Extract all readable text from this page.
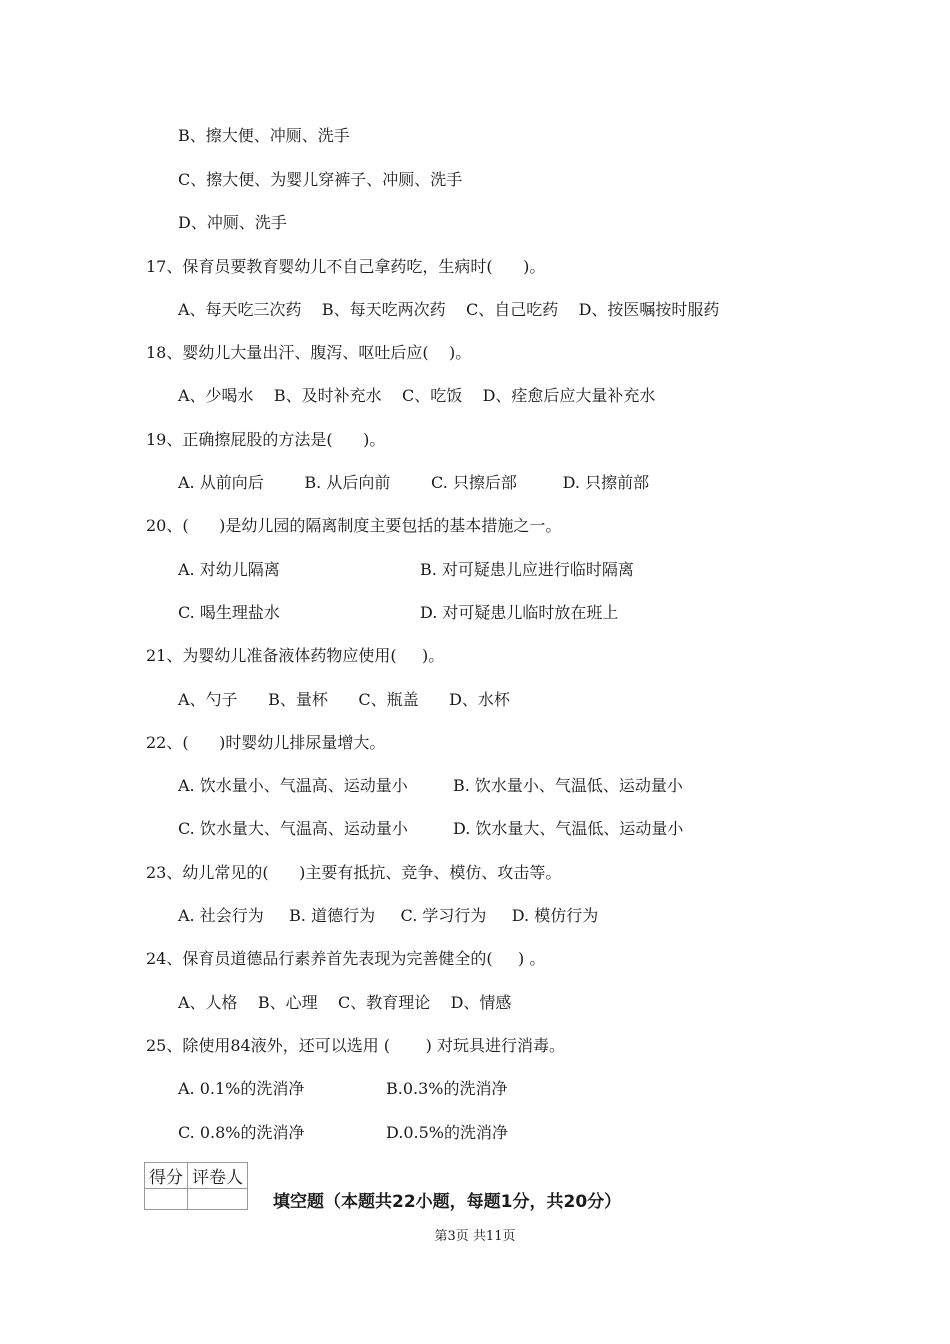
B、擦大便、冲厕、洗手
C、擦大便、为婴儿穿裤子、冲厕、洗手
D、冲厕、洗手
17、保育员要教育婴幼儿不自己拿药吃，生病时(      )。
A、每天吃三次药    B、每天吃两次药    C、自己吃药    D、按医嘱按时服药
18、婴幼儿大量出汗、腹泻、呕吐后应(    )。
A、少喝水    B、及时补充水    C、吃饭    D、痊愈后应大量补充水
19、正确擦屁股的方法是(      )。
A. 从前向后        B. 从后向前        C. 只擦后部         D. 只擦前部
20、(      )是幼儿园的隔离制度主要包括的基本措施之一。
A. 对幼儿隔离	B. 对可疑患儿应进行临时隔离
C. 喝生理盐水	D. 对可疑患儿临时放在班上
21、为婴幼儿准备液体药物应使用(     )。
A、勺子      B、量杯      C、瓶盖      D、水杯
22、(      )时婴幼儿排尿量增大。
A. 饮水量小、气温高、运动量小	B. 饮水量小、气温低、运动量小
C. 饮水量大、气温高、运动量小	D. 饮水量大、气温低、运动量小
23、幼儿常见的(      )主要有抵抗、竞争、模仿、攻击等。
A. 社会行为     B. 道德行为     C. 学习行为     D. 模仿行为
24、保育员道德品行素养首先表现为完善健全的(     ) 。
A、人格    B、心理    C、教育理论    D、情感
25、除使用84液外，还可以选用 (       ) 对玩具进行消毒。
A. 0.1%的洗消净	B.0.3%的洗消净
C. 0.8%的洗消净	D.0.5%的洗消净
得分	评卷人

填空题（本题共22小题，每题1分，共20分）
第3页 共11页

* * *

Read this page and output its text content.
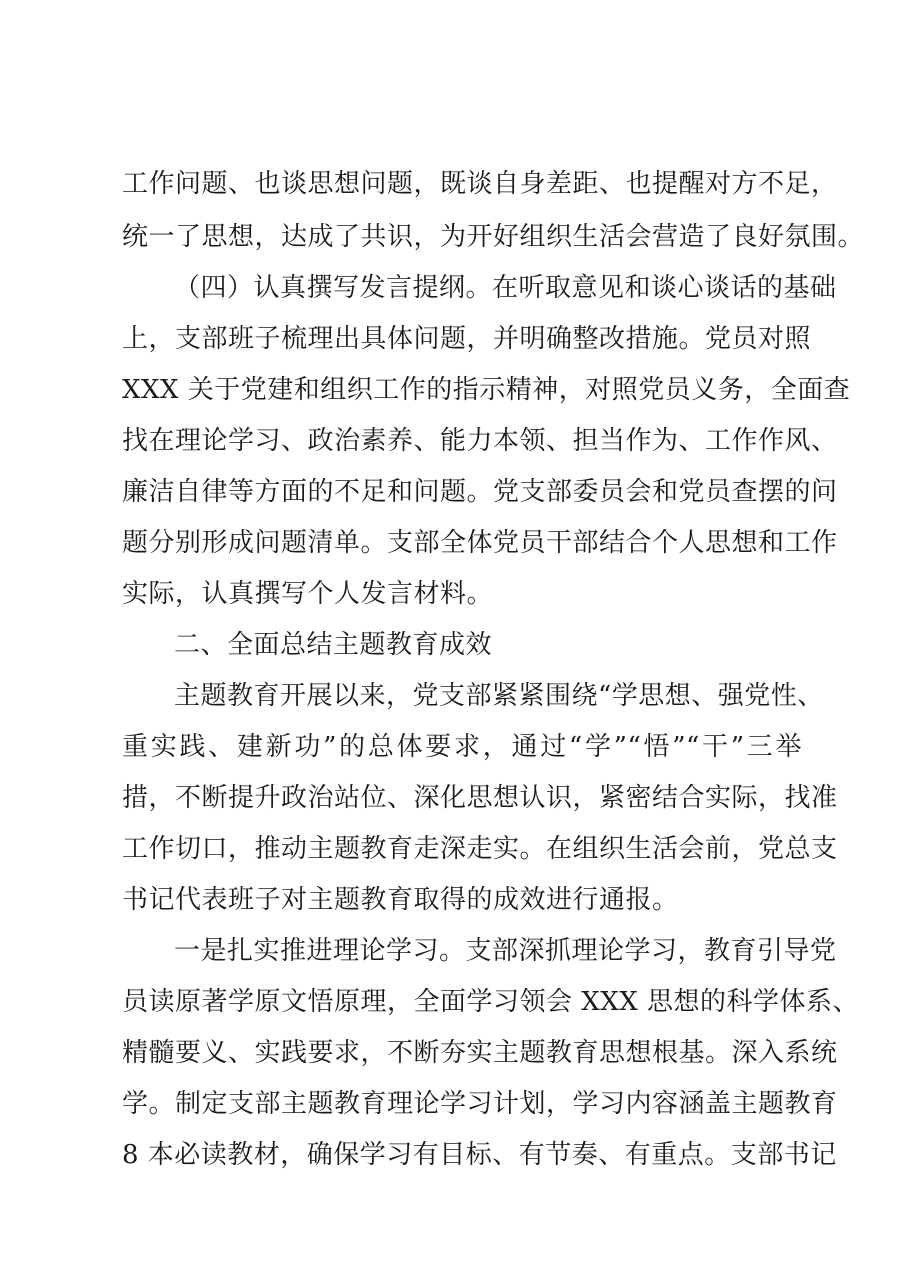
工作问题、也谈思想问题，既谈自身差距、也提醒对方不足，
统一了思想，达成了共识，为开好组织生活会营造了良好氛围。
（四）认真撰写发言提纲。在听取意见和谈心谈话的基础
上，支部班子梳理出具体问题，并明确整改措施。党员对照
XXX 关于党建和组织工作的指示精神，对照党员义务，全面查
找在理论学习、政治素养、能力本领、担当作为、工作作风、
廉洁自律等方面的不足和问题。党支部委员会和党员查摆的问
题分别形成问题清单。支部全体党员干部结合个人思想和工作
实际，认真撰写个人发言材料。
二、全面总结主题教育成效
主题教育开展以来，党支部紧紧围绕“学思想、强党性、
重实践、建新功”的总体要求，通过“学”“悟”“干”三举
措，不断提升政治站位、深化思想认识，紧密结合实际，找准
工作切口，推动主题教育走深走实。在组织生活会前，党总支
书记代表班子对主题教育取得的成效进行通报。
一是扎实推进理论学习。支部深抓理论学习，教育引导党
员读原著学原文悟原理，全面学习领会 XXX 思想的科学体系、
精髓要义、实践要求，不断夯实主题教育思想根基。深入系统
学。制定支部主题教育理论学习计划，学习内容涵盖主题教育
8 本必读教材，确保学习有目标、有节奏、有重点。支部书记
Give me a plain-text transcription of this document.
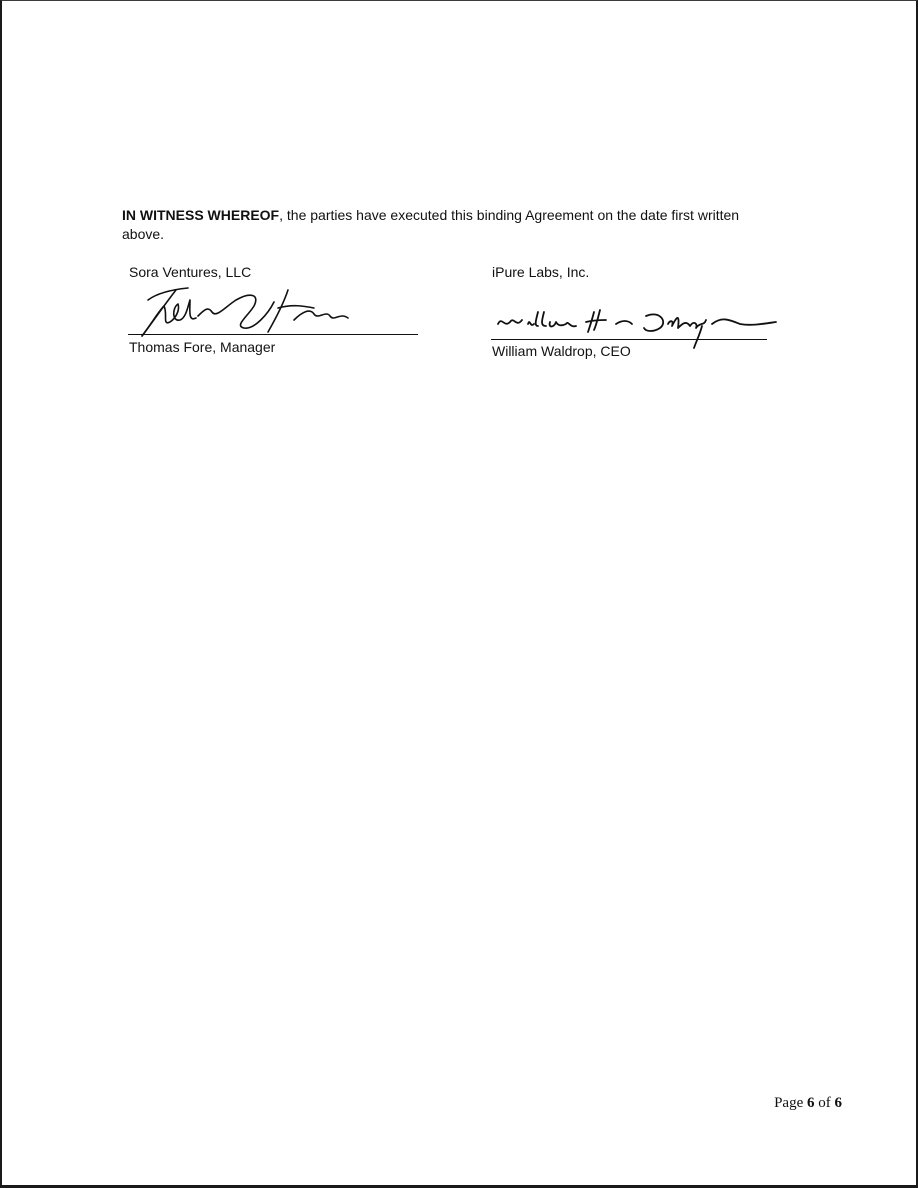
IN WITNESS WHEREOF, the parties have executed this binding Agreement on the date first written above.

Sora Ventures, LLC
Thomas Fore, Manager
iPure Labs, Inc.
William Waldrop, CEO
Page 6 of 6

## YOUR TASK
Give only the number of lines in the data that hold the word "this".

## EXERCISE RESPONSE
4